Records from a data source:
____________
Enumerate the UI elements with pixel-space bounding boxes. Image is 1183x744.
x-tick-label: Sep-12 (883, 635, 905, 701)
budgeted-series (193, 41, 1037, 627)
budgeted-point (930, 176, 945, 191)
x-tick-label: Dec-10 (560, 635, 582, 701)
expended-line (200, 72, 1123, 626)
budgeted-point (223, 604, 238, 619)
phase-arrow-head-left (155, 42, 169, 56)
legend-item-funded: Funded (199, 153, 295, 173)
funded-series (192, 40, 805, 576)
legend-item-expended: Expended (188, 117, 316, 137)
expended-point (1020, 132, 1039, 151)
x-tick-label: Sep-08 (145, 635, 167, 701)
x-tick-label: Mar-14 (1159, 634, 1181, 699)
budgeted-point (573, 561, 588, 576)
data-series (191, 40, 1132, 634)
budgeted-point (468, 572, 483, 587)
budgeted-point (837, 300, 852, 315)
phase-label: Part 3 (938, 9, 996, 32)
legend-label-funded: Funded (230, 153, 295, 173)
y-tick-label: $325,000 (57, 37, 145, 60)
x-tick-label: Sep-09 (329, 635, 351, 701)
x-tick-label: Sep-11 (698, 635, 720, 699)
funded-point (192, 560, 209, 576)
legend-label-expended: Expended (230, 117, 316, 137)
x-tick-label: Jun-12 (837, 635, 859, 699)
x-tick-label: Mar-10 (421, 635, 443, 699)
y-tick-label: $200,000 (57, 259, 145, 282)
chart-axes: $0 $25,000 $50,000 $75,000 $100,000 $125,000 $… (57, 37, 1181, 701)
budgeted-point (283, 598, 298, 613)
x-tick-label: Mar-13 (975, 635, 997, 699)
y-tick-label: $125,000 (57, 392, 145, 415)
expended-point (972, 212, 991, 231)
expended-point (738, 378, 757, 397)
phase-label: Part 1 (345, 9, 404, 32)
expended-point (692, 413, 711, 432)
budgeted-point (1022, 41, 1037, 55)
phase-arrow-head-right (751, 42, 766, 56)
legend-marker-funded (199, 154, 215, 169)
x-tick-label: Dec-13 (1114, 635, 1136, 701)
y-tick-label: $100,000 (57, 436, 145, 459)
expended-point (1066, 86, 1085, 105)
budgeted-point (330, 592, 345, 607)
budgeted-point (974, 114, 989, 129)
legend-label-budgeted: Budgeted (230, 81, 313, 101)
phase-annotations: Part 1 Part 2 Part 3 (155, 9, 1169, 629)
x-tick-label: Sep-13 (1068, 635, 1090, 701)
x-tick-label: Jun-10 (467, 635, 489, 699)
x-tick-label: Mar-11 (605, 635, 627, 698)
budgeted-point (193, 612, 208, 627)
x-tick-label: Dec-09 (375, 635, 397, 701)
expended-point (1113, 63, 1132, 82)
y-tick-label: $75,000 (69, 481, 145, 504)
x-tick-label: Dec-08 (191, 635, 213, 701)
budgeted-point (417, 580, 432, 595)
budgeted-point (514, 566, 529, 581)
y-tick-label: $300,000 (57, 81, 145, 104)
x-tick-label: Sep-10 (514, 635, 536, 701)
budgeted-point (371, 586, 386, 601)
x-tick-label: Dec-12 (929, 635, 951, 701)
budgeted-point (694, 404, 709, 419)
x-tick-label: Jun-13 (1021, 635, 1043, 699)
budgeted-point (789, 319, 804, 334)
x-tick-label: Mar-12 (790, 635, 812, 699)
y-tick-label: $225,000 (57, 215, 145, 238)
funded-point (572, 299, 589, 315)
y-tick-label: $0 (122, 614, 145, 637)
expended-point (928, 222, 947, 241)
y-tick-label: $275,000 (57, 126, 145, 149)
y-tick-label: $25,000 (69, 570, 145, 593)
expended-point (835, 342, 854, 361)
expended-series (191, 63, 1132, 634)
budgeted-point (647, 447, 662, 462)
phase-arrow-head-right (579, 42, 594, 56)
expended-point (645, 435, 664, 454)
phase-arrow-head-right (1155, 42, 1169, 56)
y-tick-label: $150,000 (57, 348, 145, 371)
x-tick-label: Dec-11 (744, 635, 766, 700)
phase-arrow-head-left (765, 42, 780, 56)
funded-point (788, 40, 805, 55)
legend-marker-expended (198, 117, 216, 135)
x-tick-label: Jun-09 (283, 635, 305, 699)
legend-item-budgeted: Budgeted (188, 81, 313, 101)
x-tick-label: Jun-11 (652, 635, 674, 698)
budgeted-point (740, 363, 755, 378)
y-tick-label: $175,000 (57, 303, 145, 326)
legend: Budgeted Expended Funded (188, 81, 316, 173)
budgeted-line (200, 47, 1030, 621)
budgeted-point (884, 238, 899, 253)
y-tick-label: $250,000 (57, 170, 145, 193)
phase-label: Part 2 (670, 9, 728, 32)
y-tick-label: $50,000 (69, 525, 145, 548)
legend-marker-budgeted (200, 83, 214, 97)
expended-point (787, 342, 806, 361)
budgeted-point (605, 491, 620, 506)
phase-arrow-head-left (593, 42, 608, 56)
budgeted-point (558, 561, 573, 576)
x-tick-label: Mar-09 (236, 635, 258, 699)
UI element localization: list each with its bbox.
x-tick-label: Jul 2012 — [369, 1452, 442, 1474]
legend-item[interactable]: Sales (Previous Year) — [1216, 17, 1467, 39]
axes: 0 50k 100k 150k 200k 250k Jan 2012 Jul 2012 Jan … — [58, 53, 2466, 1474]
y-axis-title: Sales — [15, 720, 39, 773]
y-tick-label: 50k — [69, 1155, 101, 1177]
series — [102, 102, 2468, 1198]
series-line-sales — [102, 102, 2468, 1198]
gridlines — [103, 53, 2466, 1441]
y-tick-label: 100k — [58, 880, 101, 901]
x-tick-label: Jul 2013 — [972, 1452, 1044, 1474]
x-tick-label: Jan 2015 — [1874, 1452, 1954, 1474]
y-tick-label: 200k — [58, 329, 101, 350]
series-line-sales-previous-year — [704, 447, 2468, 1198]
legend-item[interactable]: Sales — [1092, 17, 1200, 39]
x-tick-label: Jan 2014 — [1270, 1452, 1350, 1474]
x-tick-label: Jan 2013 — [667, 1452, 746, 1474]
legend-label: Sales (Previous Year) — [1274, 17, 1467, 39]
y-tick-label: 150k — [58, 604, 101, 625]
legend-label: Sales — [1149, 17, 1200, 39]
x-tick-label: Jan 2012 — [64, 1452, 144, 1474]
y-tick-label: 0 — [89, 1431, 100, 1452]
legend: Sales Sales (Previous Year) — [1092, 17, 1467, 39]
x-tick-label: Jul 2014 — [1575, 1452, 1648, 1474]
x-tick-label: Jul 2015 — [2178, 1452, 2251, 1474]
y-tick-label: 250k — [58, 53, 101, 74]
____________
▶ _Written instruction_
Copy the data from its first line through the line with "data-series (191, 40, 1132, 634)", replacing "budgeted-point" with "planned-point" and leaving everything else unchanged.

▶ _Task response_
Enumerate the UI elements with pixel-space bounding boxes. Image is 1183x744.
x-tick-label: Sep-12 (883, 635, 905, 701)
budgeted-series (193, 41, 1037, 627)
planned-point (930, 176, 945, 191)
x-tick-label: Dec-10 (560, 635, 582, 701)
expended-line (200, 72, 1123, 626)
planned-point (223, 604, 238, 619)
phase-arrow-head-left (155, 42, 169, 56)
legend-item-funded: Funded (199, 153, 295, 173)
funded-series (192, 40, 805, 576)
legend-item-expended: Expended (188, 117, 316, 137)
expended-point (1020, 132, 1039, 151)
x-tick-label: Sep-08 (145, 635, 167, 701)
x-tick-label: Mar-14 (1159, 634, 1181, 699)
planned-point (573, 561, 588, 576)
data-series (191, 40, 1132, 634)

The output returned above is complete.